_MATERIAL TO PROCESS_.
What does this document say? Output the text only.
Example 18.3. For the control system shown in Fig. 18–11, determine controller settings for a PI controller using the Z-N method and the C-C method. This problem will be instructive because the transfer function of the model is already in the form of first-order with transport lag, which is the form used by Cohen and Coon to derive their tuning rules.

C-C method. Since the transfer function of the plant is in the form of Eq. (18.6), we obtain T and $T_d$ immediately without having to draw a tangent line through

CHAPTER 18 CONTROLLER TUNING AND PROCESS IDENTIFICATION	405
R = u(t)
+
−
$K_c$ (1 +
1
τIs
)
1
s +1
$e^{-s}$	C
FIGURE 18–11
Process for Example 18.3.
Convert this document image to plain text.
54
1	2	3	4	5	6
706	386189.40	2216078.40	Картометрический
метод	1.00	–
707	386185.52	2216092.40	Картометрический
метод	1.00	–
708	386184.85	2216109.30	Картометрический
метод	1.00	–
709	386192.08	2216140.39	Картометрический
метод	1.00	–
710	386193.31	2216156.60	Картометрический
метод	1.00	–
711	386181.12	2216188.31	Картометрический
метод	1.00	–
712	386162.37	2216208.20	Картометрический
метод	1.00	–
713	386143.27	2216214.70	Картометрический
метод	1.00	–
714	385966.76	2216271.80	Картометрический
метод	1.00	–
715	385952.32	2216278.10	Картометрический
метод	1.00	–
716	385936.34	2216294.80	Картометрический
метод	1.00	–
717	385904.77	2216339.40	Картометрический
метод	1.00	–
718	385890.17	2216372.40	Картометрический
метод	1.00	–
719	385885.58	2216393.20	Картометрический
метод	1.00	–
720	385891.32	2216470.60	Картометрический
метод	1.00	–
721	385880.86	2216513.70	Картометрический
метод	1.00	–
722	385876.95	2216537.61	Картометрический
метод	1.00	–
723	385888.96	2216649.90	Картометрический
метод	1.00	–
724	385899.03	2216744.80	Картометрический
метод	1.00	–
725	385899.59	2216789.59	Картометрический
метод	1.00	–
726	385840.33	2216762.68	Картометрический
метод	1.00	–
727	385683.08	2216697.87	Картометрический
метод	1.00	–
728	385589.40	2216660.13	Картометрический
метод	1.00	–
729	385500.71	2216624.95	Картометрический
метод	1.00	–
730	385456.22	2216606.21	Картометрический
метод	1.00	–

_TASK BRIEF_.
Output each record precisely as given.

_COMPLETE ANSWER_.
What does this document say? Output the text only.
Example 18.3. For the control system shown in Fig. 18–11, determine controller settings for a PI controller using the Z-N method and the C-C method. This problem will be instructive because the transfer function of the model is already in the form of first-order with transport lag, which is the form used by Cohen and Coon to derive their tuning rules.

C-C method. Since the transfer function of the plant is in the form of Eq. (18.6), we obtain T and $T_d$ immediately without having to draw a tangent line through

CHAPTER 18 CONTROLLER TUNING AND PROCESS IDENTIFICATION	405
R = u(t)
+
−
$K_c$ (1 +
1
τIs
)
1
s +1
$e^{-s}$	C
FIGURE 18–11
Process for Example 18.3.
Convert this document image to plain text.
54
1	2	3	4	5	6
706	386189.40	2216078.40	Картометрический
метод	1.00	–
707	386185.52	2216092.40	Картометрический
метод	1.00	–
708	386184.85	2216109.30	Картометрический
метод	1.00	–
709	386192.08	2216140.39	Картометрический
метод	1.00	–
710	386193.31	2216156.60	Картометрический
метод	1.00	–
711	386181.12	2216188.31	Картометрический
метод	1.00	–
712	386162.37	2216208.20	Картометрический
метод	1.00	–
713	386143.27	2216214.70	Картометрический
метод	1.00	–
714	385966.76	2216271.80	Картометрический
метод	1.00	–
715	385952.32	2216278.10	Картометрический
метод	1.00	–
716	385936.34	2216294.80	Картометрический
метод	1.00	–
717	385904.77	2216339.40	Картометрический
метод	1.00	–
718	385890.17	2216372.40	Картометрический
метод	1.00	–
719	385885.58	2216393.20	Картометрический
метод	1.00	–
720	385891.32	2216470.60	Картометрический
метод	1.00	–
721	385880.86	2216513.70	Картометрический
метод	1.00	–
722	385876.95	2216537.61	Картометрический
метод	1.00	–
723	385888.96	2216649.90	Картометрический
метод	1.00	–
724	385899.03	2216744.80	Картометрический
метод	1.00	–
725	385899.59	2216789.59	Картометрический
метод	1.00	–
726	385840.33	2216762.68	Картометрический
метод	1.00	–
727	385683.08	2216697.87	Картометрический
метод	1.00	–
728	385589.40	2216660.13	Картометрический
метод	1.00	–
729	385500.71	2216624.95	Картометрический
метод	1.00	–
730	385456.22	2216606.21	Картометрический
метод	1.00	–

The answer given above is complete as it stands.